(DO THIS):
Set the listing down again in full, word for word, with the pictures left out.

Begin PROVIDED RECORDS

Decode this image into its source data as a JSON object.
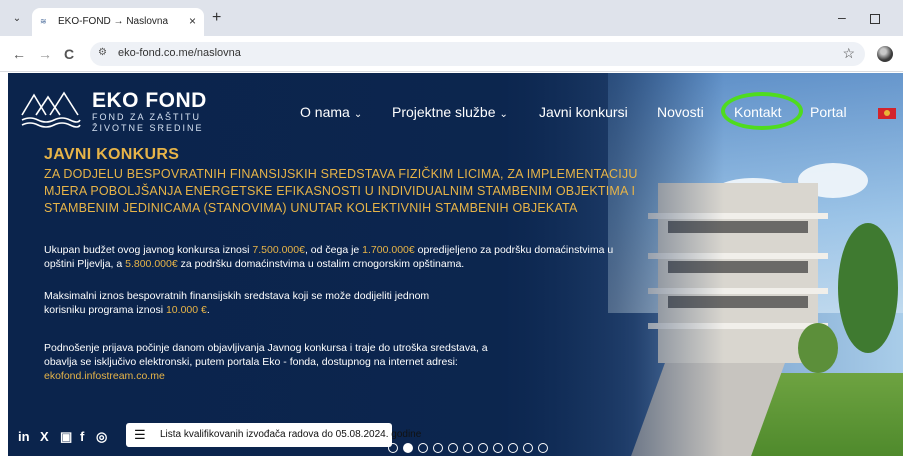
{
  "browser": {
    "tab_title": "EKO-FOND → Naslovna",
    "tab_close": "×",
    "new_tab": "+",
    "minimize": "–",
    "url": "eko-fond.co.me/naslovna",
    "back": "←",
    "forward": "→",
    "reload": "C",
    "star": "☆"
  },
  "site": {
    "logo_title": "EKO FOND",
    "logo_line1": "FOND ZA ZAŠTITU",
    "logo_line2": "ŽIVOTNE SREDINE",
    "nav": [
      {
        "label": "O nama",
        "caret": "⌄"
      },
      {
        "label": "Projektne službe",
        "caret": "⌄"
      },
      {
        "label": "Javni konkursi"
      },
      {
        "label": "Novosti"
      },
      {
        "label": "Kontakt"
      },
      {
        "label": "Portal"
      }
    ],
    "highlight_color": "#4fdc1e"
  },
  "hero": {
    "title": "JAVNI KONKURS",
    "subtitle": "ZA DODJELU BESPOVRATNIH FINANSIJSKIH SREDSTAVA FIZIČKIM LICIMA, ZA IMPLEMENTACIJU MJERA POBOLJŠANJA ENERGETSKE EFIKASNOSTI U INDIVIDUALNIM STAMBENIM OBJEKTIMA I STAMBENIM JEDINICAMA (STANOVIMA) UNUTAR KOLEKTIVNIH STAMBENIH OBJEKATA",
    "p1": {
      "a": "Ukupan budžet ovog javnog konkursa iznosi ",
      "b": "7.500.000€",
      "c": ", od čega je ",
      "d": "1.700.000€",
      "e": " opredijeljeno za podršku domaćinstvima u opštini Pljevlja, a ",
      "f": "5.800.000€",
      "g": " za podršku domaćinstvima u ostalim crnogorskim opštinama."
    },
    "p2": {
      "a": "Maksimalni iznos bespovratnih finansijskih sredstava koji se može dodijeliti jednom korisniku programa iznosi ",
      "b": "10.000 €",
      "c": "."
    },
    "p3": {
      "a": "Podnošenje prijava počinje danom objavljivanja Javnog konkursa i traje do utroška sredstava, a obavlja se isključivo elektronski, putem portala Eko - fonda, dostupnog na internet adresi: ",
      "b": "ekofond.infostream.co.me"
    },
    "accent_color": "#e7b448"
  },
  "bottom": {
    "social": [
      "in",
      "X",
      "▣",
      "f",
      "◎"
    ],
    "pill_icon": "☰",
    "pill_text": "Lista kvalifikovanih izvođača radova do 05.08.2024. godine",
    "slides": 11,
    "active_slide": 1
  }
}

End PROVIDED RECORDS

(EXERCISE OUTPUT):
Decode this image into its source data as a JSON object.
{
  "browser": {
    "tab_title": "EKO-FOND → Naslovna",
    "tab_close": "×",
    "new_tab": "+",
    "minimize": "–",
    "url": "eko-fond.co.me/naslovna",
    "back": "←",
    "forward": "→",
    "reload": "C",
    "star": "☆"
  },
  "site": {
    "logo_title": "EKO FOND",
    "logo_line1": "FOND ZA ZAŠTITU",
    "logo_line2": "ŽIVOTNE SREDINE",
    "nav": [
      {
        "label": "O nama",
        "caret": "⌄"
      },
      {
        "label": "Projektne službe",
        "caret": "⌄"
      },
      {
        "label": "Javni konkursi"
      },
      {
        "label": "Novosti"
      },
      {
        "label": "Kontakt"
      },
      {
        "label": "Portal"
      }
    ],
    "highlight_color": "#4fdc1e"
  },
  "hero": {
    "title": "JAVNI KONKURS",
    "subtitle": "ZA DODJELU BESPOVRATNIH FINANSIJSKIH SREDSTAVA FIZIČKIM LICIMA, ZA IMPLEMENTACIJU MJERA POBOLJŠANJA ENERGETSKE EFIKASNOSTI U INDIVIDUALNIM STAMBENIM OBJEKTIMA I STAMBENIM JEDINICAMA (STANOVIMA) UNUTAR KOLEKTIVNIH STAMBENIH OBJEKATA",
    "p1": {
      "a": "Ukupan budžet ovog javnog konkursa iznosi ",
      "b": "7.500.000€",
      "c": ", od čega je ",
      "d": "1.700.000€",
      "e": " opredijeljeno za podršku domaćinstvima u opštini Pljevlja, a ",
      "f": "5.800.000€",
      "g": " za podršku domaćinstvima u ostalim crnogorskim opštinama."
    },
    "p2": {
      "a": "Maksimalni iznos bespovratnih finansijskih sredstava koji se može dodijeliti jednom korisniku programa iznosi ",
      "b": "10.000 €",
      "c": "."
    },
    "p3": {
      "a": "Podnošenje prijava počinje danom objavljivanja Javnog konkursa i traje do utroška sredstava, a obavlja se isključivo elektronski, putem portala Eko - fonda, dostupnog na internet adresi: ",
      "b": "ekofond.infostream.co.me"
    },
    "accent_color": "#e7b448"
  },
  "bottom": {
    "social": [
      "in",
      "X",
      "▣",
      "f",
      "◎"
    ],
    "pill_icon": "☰",
    "pill_text": "Lista kvalifikovanih izvođača radova do 05.08.2024. godine",
    "slides": 11,
    "active_slide": 1
  }
}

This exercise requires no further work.